▼

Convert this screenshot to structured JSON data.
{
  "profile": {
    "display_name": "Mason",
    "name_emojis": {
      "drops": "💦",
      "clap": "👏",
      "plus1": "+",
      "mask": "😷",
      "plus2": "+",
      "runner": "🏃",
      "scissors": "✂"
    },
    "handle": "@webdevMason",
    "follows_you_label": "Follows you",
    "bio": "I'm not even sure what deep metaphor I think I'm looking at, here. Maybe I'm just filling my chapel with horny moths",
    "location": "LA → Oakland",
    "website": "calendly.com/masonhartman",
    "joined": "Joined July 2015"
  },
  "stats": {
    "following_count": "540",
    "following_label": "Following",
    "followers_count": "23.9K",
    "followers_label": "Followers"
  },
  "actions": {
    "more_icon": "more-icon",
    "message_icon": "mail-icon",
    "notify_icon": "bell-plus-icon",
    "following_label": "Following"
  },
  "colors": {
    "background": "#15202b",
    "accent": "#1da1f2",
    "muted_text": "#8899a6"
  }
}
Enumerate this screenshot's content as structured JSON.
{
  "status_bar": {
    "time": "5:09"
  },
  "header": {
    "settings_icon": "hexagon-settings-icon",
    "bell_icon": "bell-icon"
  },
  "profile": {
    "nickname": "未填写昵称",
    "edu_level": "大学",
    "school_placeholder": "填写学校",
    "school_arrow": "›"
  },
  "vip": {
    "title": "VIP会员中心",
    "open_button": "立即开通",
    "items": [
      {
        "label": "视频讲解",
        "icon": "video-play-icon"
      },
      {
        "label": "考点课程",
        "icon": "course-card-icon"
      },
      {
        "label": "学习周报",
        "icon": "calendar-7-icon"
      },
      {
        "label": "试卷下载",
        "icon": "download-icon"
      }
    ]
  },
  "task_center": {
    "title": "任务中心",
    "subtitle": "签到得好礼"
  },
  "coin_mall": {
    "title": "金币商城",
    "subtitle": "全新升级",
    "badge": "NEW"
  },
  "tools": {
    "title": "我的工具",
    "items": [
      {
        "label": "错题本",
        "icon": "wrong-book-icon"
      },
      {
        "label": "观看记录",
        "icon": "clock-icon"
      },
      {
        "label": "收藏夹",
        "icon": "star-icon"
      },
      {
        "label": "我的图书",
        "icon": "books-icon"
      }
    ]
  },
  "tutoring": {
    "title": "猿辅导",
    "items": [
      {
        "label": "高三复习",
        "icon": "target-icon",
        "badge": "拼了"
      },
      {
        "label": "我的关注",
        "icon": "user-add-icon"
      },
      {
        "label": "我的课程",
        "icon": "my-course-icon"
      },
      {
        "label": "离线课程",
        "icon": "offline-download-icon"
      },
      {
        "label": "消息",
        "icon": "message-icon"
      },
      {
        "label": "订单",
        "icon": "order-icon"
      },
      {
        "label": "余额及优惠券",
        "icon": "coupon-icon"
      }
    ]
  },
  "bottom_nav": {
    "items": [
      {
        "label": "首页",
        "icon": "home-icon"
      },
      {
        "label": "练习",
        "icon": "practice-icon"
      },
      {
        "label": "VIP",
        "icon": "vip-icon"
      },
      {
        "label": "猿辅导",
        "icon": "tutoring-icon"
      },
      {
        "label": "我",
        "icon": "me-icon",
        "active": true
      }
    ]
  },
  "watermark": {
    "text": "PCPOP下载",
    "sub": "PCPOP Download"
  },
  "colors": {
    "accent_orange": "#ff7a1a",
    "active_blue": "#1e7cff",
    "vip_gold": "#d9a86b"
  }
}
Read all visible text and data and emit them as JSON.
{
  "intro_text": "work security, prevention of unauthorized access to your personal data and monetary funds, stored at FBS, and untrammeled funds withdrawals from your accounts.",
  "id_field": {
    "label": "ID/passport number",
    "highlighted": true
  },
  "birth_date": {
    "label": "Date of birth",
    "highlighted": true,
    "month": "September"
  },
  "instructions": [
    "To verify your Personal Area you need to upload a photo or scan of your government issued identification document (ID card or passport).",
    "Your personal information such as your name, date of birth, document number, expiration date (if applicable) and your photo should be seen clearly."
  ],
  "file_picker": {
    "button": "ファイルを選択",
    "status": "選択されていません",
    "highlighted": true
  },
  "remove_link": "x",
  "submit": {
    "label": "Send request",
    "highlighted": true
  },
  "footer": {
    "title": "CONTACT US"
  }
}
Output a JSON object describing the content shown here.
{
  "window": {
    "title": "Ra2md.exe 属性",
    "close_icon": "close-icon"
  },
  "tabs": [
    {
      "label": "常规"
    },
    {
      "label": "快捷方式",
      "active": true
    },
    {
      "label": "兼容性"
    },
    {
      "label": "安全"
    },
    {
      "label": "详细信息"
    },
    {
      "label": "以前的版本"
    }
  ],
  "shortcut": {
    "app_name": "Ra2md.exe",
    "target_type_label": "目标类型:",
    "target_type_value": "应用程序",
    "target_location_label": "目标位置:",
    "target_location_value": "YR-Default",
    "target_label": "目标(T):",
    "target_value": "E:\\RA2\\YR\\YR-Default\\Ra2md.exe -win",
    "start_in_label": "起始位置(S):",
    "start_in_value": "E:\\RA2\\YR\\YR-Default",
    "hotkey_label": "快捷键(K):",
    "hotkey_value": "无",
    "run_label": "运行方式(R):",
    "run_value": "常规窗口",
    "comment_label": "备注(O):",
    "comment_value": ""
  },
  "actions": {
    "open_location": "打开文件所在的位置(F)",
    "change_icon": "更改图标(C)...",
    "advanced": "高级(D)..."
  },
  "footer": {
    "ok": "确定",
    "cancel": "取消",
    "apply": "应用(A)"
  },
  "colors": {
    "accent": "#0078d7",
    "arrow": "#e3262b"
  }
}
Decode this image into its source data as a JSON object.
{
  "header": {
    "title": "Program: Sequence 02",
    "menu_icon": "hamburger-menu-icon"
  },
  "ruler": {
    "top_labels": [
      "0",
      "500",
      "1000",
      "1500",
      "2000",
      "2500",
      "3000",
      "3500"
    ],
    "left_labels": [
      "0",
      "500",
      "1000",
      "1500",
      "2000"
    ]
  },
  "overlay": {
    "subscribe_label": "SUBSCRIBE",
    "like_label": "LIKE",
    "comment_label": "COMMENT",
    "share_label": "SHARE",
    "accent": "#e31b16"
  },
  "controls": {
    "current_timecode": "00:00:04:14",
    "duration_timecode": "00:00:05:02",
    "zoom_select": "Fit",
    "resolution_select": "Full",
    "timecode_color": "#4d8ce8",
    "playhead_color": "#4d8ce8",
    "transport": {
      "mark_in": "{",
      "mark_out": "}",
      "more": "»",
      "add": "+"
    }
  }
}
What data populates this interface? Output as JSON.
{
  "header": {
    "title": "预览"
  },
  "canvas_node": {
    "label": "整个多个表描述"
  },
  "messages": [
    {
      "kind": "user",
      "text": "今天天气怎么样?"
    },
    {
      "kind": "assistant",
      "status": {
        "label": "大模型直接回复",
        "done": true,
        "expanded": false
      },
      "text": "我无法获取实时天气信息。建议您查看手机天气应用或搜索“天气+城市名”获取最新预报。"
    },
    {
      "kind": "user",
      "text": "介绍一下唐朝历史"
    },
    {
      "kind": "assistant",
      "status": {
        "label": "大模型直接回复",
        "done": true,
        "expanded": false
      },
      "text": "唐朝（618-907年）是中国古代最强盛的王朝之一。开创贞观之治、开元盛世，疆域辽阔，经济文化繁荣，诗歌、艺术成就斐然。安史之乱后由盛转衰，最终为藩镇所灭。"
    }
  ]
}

▲

• **Exercise details**
Some lines of the records may hold the word "document". How many do? Answer with a number and nothing else.

• **The solution**
2